* [ABOUT THIS TASK]:
Answer with one number only: the count of lines below that hold the word "band".

* [Stored data entries]:
^^^^^^^^

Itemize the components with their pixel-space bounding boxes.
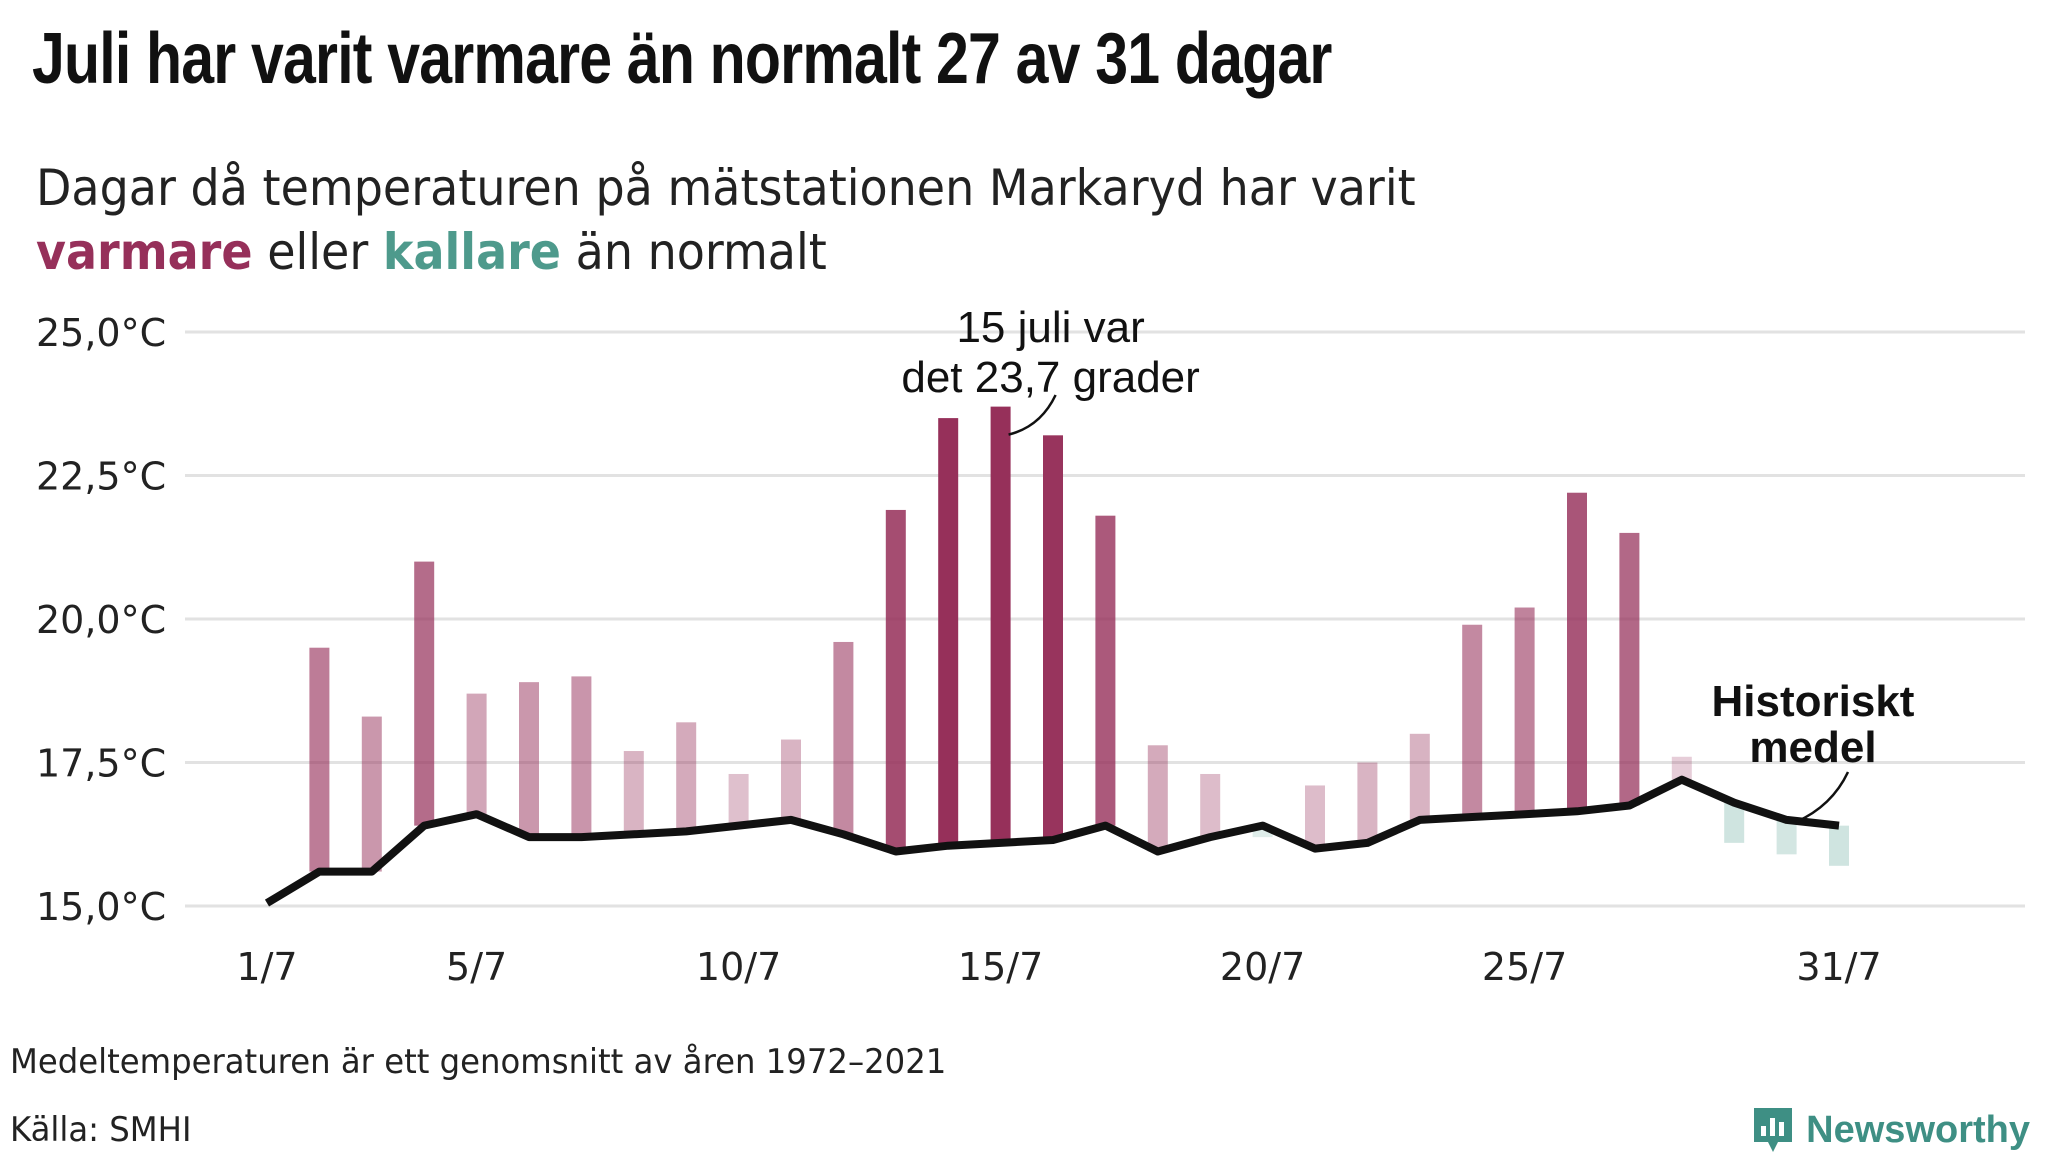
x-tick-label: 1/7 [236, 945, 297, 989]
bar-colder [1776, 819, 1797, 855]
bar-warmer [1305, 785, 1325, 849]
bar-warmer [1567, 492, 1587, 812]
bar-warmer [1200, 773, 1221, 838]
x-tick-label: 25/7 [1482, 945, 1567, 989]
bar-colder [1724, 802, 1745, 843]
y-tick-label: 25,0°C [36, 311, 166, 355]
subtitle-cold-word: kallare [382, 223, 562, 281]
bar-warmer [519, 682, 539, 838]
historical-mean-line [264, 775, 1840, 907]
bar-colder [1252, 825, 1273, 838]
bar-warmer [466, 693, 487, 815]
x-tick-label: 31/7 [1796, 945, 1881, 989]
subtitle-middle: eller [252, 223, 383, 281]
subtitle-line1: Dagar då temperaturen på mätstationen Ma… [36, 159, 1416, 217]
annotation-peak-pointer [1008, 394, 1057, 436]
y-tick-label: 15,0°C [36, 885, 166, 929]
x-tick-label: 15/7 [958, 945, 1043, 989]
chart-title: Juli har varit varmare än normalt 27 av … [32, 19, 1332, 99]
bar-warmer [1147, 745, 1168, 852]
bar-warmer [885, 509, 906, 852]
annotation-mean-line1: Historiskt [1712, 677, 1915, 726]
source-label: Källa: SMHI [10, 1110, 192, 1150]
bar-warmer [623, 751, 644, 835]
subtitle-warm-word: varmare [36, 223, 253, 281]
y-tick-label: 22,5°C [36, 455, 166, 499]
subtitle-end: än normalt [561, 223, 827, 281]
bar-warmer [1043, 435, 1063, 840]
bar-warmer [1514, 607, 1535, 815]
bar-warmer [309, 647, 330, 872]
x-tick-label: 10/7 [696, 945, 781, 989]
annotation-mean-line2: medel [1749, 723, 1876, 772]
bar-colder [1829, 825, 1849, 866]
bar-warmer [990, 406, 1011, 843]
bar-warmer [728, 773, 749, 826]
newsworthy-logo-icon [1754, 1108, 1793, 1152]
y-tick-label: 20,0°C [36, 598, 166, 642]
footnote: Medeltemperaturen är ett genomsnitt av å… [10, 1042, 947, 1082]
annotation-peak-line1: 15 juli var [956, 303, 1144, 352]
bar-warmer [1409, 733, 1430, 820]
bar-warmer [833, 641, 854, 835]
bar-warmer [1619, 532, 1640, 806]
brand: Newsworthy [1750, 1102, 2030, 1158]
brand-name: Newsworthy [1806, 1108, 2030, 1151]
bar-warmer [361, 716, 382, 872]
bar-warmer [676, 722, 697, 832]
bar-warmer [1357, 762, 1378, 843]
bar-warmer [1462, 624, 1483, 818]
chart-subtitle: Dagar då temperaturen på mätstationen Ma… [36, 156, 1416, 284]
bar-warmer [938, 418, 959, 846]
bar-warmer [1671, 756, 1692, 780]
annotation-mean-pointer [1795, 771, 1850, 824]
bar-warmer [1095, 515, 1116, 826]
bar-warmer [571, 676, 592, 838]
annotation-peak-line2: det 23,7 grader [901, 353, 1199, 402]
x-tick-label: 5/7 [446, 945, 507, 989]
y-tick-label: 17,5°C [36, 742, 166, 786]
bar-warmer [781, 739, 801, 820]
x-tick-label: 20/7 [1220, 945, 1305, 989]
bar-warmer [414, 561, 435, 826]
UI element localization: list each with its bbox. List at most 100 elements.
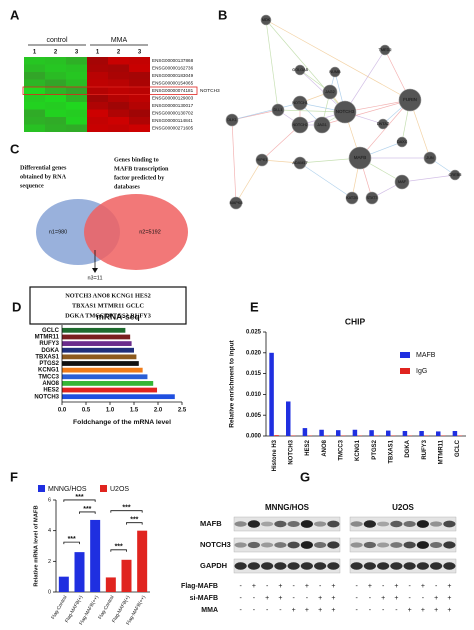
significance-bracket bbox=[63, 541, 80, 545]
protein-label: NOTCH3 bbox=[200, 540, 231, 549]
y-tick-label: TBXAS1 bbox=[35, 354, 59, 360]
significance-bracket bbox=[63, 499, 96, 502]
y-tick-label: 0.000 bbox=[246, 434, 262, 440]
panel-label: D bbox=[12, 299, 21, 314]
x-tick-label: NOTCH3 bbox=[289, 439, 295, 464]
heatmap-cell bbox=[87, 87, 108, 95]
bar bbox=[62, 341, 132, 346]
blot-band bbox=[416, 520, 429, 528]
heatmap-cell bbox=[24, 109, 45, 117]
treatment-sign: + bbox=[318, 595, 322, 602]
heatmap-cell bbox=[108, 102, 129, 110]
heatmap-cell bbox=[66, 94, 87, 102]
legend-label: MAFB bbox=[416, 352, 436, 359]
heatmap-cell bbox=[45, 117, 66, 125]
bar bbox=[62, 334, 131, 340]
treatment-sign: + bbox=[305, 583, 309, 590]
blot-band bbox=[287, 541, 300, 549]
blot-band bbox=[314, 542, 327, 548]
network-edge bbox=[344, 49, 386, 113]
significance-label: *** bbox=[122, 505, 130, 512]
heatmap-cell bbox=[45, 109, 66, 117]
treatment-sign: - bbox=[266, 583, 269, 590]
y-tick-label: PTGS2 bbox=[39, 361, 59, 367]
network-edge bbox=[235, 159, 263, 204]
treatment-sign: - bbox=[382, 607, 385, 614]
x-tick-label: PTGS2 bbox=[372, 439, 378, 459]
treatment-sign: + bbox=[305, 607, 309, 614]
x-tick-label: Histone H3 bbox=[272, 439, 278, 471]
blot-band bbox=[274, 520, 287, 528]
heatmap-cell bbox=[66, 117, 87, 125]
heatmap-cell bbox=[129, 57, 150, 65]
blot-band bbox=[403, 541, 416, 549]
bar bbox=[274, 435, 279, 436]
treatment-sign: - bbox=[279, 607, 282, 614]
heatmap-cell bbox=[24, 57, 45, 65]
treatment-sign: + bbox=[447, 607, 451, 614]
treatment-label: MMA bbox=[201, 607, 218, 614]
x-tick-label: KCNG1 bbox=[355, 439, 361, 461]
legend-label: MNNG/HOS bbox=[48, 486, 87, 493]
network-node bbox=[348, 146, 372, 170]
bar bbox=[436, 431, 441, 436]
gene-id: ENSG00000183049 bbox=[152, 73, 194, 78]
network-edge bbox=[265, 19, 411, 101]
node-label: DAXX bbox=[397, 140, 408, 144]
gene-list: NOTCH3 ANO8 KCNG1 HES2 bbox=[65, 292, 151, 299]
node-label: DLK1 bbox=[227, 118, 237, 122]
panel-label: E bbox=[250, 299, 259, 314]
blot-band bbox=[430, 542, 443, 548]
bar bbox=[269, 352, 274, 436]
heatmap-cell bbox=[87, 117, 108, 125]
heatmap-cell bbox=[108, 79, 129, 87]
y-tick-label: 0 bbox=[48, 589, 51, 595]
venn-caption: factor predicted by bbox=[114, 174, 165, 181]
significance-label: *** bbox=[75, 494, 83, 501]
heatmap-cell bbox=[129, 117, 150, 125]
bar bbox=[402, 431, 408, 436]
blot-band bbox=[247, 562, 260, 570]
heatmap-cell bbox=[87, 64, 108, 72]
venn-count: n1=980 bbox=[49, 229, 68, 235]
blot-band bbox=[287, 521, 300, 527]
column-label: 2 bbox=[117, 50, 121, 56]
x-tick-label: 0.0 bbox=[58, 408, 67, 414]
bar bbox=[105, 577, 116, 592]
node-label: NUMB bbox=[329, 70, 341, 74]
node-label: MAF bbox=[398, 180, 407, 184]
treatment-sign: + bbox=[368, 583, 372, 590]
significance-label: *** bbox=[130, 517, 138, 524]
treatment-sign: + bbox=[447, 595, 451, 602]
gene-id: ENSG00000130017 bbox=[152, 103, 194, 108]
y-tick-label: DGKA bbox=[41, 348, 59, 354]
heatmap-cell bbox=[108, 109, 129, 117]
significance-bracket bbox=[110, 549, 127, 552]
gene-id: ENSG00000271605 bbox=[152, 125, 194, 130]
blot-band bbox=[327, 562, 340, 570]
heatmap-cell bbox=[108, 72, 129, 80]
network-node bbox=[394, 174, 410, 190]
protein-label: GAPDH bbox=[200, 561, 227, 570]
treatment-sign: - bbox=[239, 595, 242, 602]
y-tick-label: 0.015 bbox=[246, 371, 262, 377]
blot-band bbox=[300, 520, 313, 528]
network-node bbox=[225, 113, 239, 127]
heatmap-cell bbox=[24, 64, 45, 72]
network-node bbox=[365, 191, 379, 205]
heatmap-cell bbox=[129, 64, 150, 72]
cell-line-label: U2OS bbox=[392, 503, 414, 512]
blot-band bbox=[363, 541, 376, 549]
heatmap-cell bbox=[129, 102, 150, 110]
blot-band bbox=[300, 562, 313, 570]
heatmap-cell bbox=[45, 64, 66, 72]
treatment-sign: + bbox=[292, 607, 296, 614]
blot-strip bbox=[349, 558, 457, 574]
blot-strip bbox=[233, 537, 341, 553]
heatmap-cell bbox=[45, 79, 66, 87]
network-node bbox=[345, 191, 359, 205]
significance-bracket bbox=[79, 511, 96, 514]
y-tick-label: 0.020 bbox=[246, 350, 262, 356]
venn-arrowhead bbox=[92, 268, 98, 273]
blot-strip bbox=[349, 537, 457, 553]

^^^^^^^^

* [ANSWER SECTION]:
12